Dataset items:
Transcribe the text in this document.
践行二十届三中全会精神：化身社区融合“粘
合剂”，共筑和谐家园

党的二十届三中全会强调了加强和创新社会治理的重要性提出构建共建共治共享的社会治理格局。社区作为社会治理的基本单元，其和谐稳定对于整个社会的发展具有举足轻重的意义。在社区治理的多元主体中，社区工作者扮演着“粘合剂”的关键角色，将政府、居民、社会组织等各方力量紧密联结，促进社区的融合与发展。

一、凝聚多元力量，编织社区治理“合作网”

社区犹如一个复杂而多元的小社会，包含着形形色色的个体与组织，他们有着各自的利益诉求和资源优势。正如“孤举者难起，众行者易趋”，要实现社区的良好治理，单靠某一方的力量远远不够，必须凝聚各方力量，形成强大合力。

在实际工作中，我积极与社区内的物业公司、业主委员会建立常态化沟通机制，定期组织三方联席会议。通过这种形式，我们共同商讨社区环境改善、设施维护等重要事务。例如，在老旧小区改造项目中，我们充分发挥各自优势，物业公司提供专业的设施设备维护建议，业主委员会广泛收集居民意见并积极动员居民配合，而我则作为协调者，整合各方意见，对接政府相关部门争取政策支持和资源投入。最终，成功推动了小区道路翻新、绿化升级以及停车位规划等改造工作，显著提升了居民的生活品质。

--

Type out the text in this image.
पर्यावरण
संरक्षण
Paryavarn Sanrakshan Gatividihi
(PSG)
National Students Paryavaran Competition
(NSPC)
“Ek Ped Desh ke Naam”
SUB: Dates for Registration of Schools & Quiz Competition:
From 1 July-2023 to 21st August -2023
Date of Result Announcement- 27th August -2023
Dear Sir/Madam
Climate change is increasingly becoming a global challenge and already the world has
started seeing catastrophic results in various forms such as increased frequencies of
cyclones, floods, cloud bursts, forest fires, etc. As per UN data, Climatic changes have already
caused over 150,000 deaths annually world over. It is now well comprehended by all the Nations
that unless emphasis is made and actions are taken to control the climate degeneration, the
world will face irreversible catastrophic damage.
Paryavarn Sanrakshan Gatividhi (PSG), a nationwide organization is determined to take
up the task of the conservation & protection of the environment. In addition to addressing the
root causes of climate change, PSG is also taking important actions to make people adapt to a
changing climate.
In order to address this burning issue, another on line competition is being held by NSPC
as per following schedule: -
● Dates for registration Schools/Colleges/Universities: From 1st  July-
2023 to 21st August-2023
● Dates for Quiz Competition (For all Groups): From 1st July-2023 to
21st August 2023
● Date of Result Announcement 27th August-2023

* * *

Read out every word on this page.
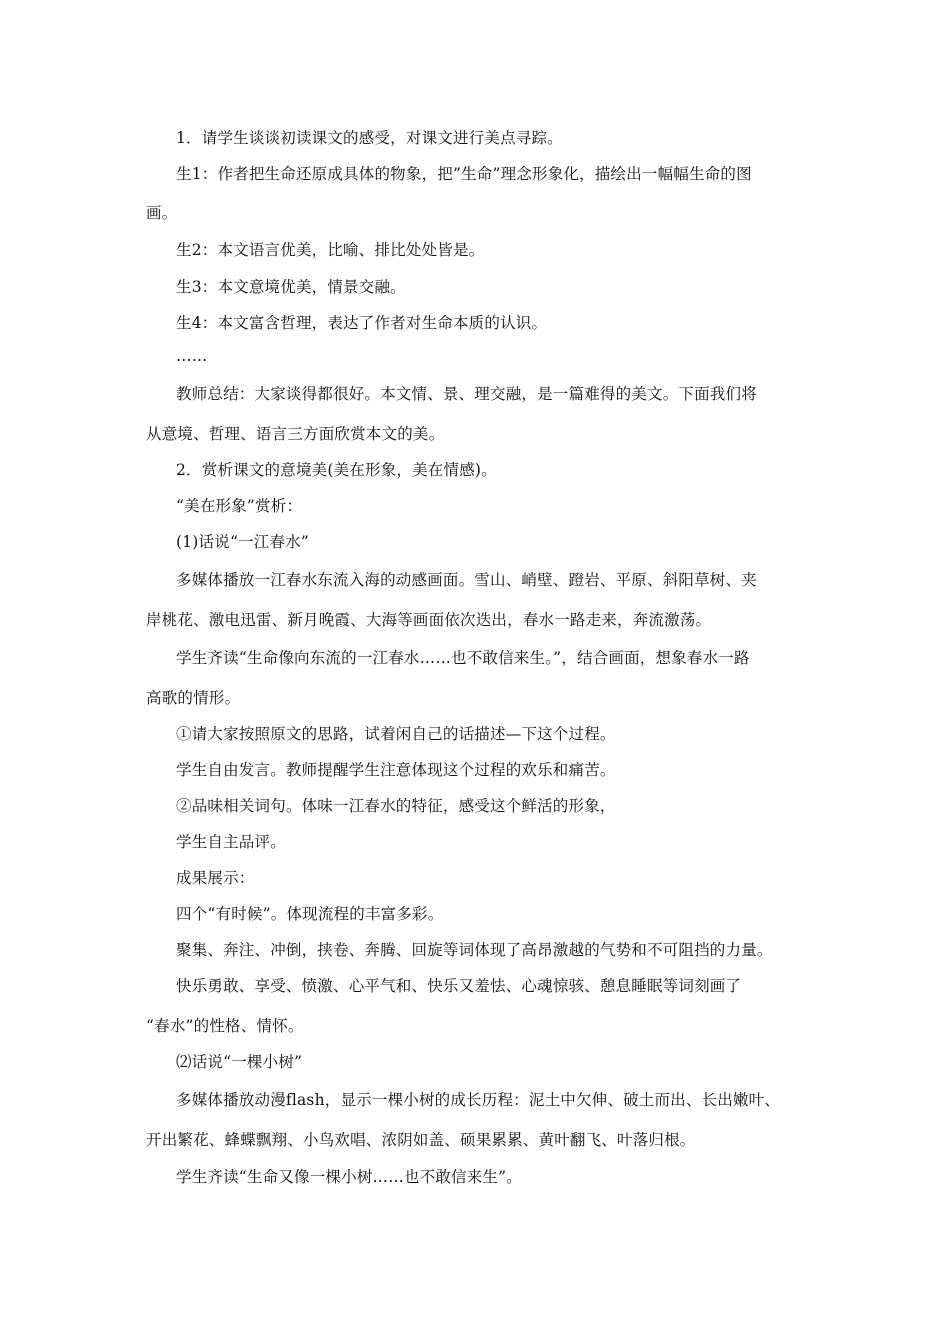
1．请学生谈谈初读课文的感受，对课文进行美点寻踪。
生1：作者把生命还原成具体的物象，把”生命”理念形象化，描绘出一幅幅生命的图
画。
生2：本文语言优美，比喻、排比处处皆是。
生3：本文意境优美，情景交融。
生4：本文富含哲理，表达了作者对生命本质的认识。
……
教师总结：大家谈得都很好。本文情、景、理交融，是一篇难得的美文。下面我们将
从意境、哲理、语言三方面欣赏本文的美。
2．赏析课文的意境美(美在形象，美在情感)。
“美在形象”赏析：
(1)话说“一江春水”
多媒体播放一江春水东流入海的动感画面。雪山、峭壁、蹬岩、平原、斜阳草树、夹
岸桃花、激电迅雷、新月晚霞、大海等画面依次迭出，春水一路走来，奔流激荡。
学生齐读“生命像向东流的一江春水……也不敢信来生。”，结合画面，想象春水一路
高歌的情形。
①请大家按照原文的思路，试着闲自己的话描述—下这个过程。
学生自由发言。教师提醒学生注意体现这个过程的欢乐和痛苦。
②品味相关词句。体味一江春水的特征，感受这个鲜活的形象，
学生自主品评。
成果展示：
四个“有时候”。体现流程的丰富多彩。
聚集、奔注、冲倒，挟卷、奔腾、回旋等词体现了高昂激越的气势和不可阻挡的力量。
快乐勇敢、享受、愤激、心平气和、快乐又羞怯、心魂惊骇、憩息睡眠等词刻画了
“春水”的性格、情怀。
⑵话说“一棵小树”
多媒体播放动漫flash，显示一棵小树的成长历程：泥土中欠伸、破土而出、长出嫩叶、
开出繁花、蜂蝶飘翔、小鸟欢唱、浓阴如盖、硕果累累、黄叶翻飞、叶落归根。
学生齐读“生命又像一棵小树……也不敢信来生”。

- GIVEN TASK: Scan the listing above and identify each line holding the string "catastrophic"; copy every such line.

- WRITTEN SOLUTION:
started seeing catastrophic results in various forms such as increased frequencies of
world will face irreversible catastrophic damage.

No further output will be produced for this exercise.